• _Short exercise_: Repeat the listing in full, word for word.

• _Data excerpts_:
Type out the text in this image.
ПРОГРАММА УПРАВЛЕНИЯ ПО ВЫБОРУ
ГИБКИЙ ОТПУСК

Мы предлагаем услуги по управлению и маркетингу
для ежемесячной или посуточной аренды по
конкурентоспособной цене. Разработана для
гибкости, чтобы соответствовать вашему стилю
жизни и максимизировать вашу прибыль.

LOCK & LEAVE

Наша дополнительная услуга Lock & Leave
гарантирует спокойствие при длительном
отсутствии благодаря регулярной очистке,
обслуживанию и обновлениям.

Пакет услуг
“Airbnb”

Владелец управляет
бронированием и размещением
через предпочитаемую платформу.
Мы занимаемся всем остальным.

• _Response to this exercise_:
Type out the text in this image.
ПРОГРАММА УПРАВЛЕНИЯ ПО ВЫБОРУ
ГИБКИЙ ОТПУСК

Мы предлагаем услуги по управлению и маркетингу
для ежемесячной или посуточной аренды по
конкурентоспособной цене. Разработана для
гибкости, чтобы соответствовать вашему стилю
жизни и максимизировать вашу прибыль.

LOCK & LEAVE

Наша дополнительная услуга Lock & Leave
гарантирует спокойствие при длительном
отсутствии благодаря регулярной очистке,
обслуживанию и обновлениям.

Пакет услуг
“Airbnb”

Владелец управляет
бронированием и размещением
через предпочитаемую платформу.
Мы занимаемся всем остальным.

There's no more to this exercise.